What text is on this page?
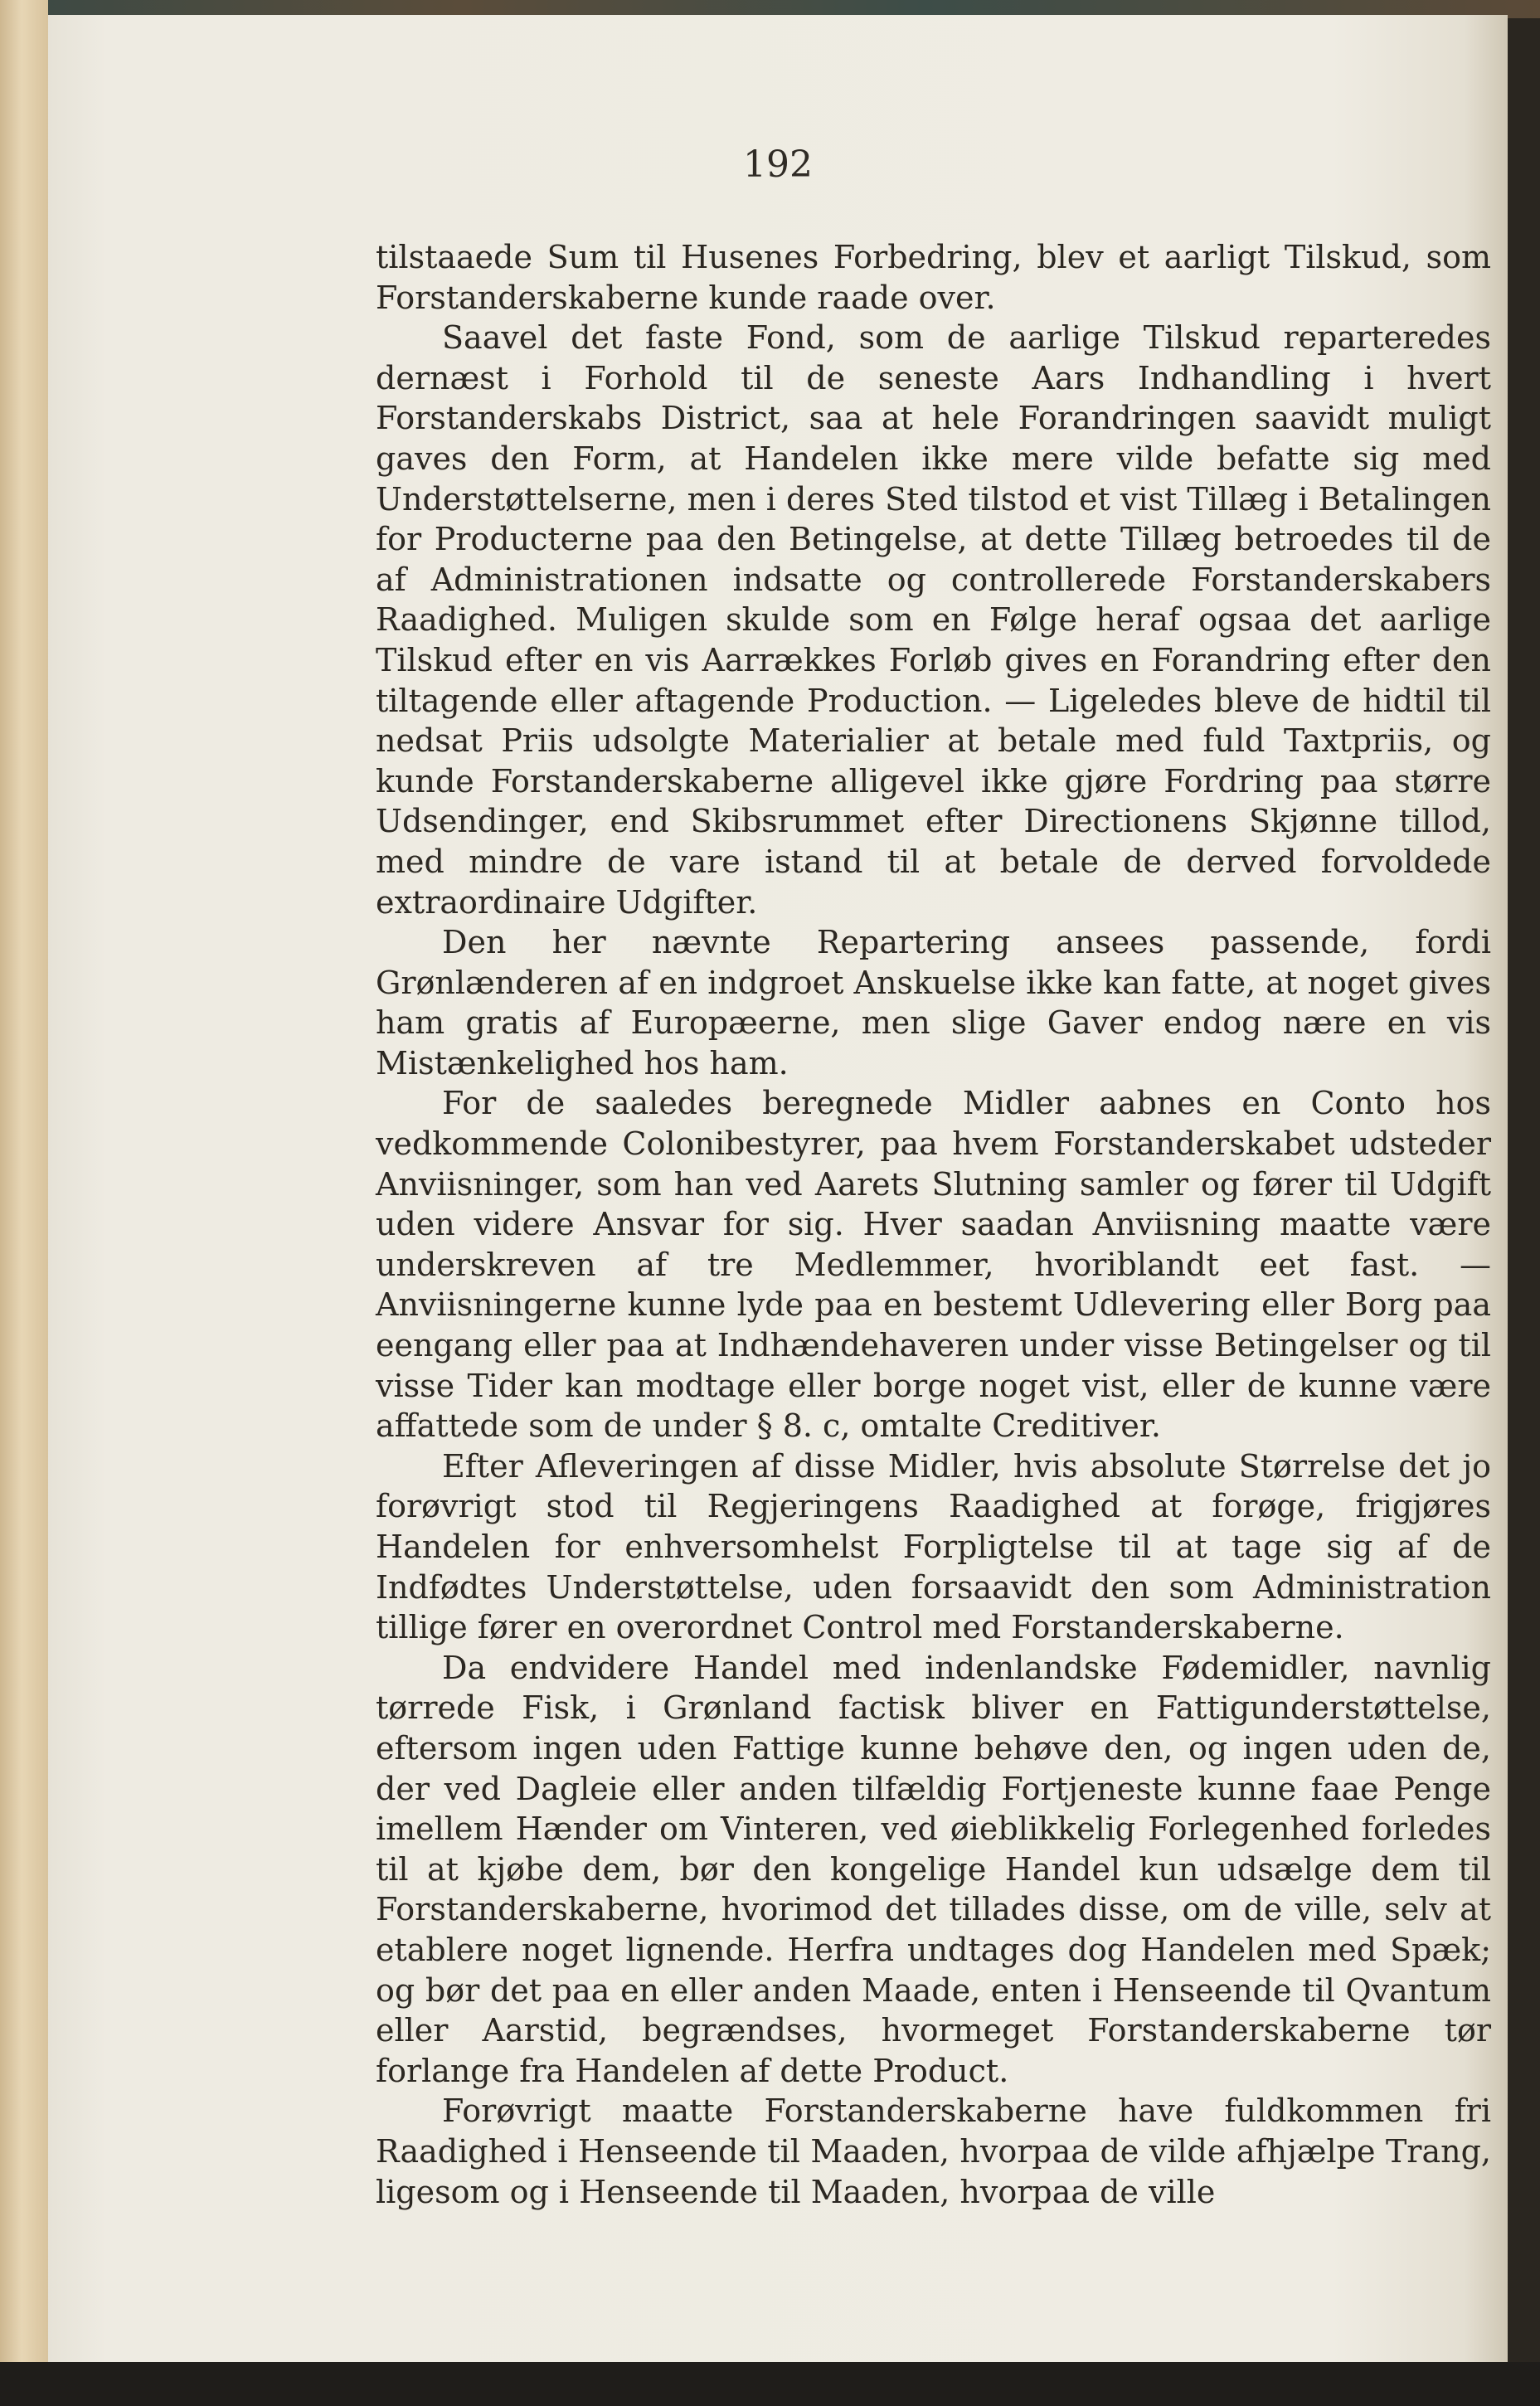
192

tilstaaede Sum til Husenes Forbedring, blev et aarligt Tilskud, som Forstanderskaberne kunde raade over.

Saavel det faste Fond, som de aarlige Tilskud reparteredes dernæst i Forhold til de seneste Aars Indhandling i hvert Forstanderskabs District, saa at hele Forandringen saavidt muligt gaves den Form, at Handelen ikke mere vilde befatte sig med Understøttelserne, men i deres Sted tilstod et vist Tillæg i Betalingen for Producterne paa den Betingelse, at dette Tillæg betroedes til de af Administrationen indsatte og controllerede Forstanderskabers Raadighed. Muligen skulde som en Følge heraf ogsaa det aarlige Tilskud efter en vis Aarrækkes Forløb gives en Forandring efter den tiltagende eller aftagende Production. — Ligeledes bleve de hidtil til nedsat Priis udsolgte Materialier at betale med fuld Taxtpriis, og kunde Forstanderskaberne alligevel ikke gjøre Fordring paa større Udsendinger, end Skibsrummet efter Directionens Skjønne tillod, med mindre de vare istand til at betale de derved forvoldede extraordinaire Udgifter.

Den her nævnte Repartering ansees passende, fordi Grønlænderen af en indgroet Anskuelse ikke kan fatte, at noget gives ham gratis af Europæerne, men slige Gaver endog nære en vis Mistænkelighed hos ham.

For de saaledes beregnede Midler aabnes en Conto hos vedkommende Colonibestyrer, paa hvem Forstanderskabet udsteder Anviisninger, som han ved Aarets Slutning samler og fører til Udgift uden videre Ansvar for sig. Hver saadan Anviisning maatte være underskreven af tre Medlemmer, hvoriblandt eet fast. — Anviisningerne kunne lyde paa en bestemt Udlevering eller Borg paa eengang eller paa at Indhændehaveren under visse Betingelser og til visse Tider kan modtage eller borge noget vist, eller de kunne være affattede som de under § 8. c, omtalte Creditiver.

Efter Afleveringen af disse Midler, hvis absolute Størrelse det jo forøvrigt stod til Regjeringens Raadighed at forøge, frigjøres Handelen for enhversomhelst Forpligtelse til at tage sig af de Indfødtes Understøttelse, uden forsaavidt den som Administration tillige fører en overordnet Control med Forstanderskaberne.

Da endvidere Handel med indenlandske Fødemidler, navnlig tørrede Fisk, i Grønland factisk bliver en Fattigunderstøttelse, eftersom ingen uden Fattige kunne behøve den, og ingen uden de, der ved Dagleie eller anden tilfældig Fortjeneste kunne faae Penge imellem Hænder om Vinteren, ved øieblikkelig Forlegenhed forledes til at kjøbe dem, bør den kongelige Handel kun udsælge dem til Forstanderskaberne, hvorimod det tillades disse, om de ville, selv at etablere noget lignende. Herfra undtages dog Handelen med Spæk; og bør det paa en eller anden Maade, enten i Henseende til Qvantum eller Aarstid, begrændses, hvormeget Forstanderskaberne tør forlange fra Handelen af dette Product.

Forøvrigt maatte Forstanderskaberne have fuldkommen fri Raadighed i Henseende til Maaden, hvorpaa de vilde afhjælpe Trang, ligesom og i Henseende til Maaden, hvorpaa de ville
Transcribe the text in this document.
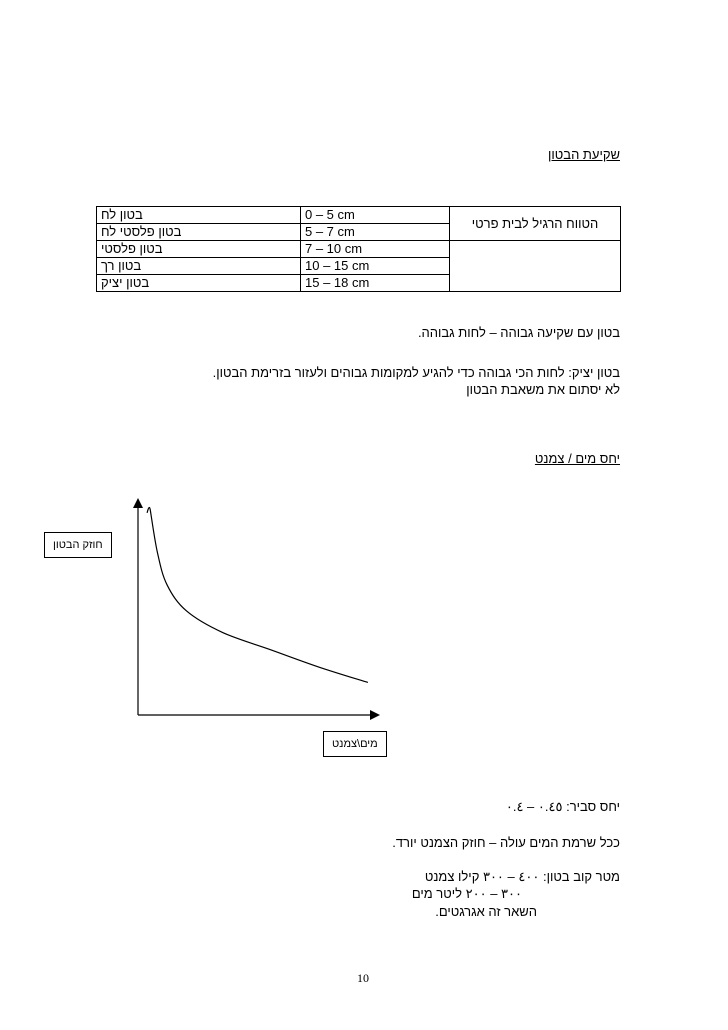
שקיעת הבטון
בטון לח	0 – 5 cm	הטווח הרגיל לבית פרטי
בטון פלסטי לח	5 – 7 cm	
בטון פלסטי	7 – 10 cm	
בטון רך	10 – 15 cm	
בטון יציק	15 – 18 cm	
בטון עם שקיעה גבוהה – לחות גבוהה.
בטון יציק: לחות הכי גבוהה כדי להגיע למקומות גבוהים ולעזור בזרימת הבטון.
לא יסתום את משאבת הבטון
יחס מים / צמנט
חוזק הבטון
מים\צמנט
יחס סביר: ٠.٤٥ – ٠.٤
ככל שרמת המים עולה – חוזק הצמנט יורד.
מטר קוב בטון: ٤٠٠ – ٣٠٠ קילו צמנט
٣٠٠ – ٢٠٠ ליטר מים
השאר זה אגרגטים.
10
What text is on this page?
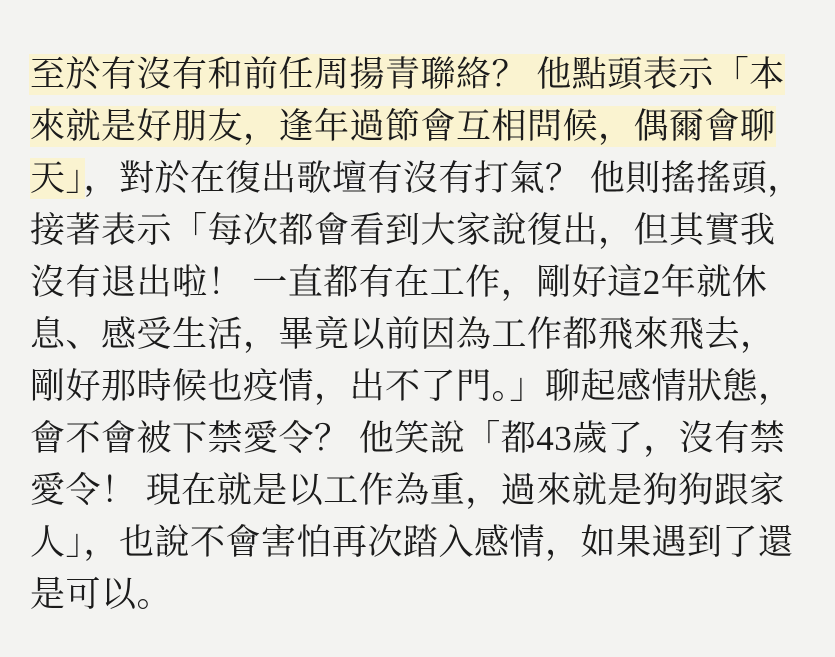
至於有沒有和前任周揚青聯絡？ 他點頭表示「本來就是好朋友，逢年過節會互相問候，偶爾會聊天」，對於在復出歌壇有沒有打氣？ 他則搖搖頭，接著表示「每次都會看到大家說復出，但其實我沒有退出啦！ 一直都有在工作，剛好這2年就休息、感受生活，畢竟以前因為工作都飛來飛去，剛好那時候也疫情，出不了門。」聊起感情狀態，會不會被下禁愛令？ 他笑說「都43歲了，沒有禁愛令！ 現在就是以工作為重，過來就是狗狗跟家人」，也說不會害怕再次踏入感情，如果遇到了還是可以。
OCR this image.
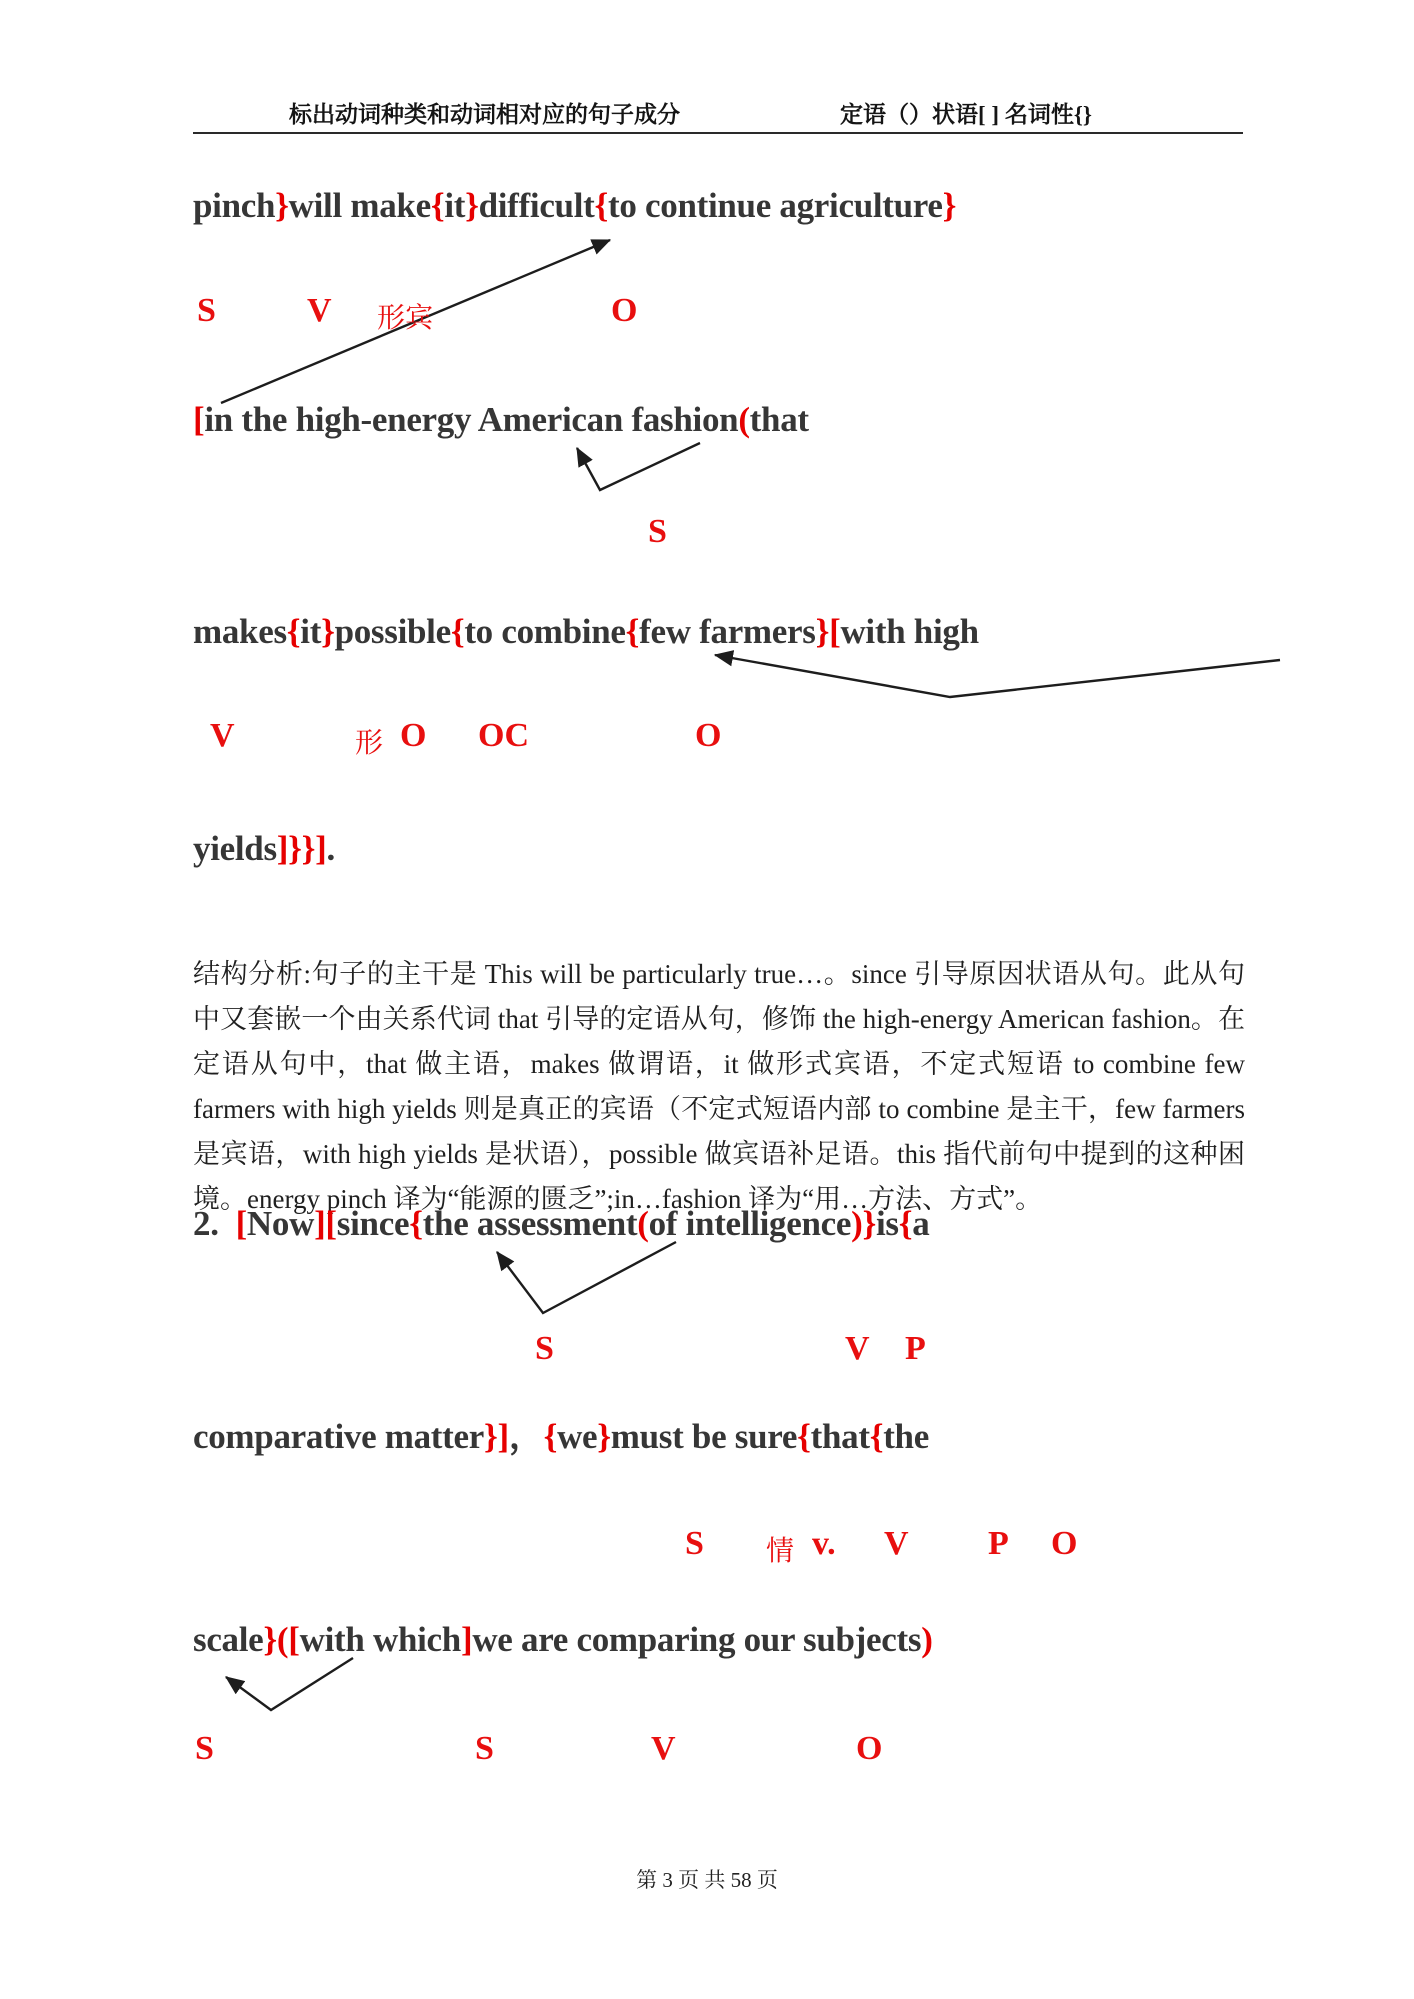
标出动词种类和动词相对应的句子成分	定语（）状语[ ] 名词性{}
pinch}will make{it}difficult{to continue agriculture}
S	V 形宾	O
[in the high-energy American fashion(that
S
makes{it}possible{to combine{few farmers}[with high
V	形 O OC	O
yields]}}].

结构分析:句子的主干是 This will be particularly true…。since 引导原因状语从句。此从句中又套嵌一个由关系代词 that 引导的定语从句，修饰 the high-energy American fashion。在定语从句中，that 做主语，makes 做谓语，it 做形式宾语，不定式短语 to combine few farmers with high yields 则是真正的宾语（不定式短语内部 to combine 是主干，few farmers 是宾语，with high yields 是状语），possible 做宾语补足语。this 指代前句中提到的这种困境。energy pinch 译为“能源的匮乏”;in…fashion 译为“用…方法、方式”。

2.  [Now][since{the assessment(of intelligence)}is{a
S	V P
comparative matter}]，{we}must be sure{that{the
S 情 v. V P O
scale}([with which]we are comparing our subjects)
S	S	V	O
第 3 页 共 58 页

━━━━━━━━━━━━━━━━━━━━━━━━━━━━━━

(EXERCISE AIM): Read through the lines above and collect those that contain the string "הבטון".

(RESULT OF THE TASK):
שקיעת הבטון
בטון יציק: לחות הכי גבוהה כדי להגיע למקומות גבוהים ולעזור בזרימת הבטון.
לא יסתום את משאבת הבטון
חוזק הבטון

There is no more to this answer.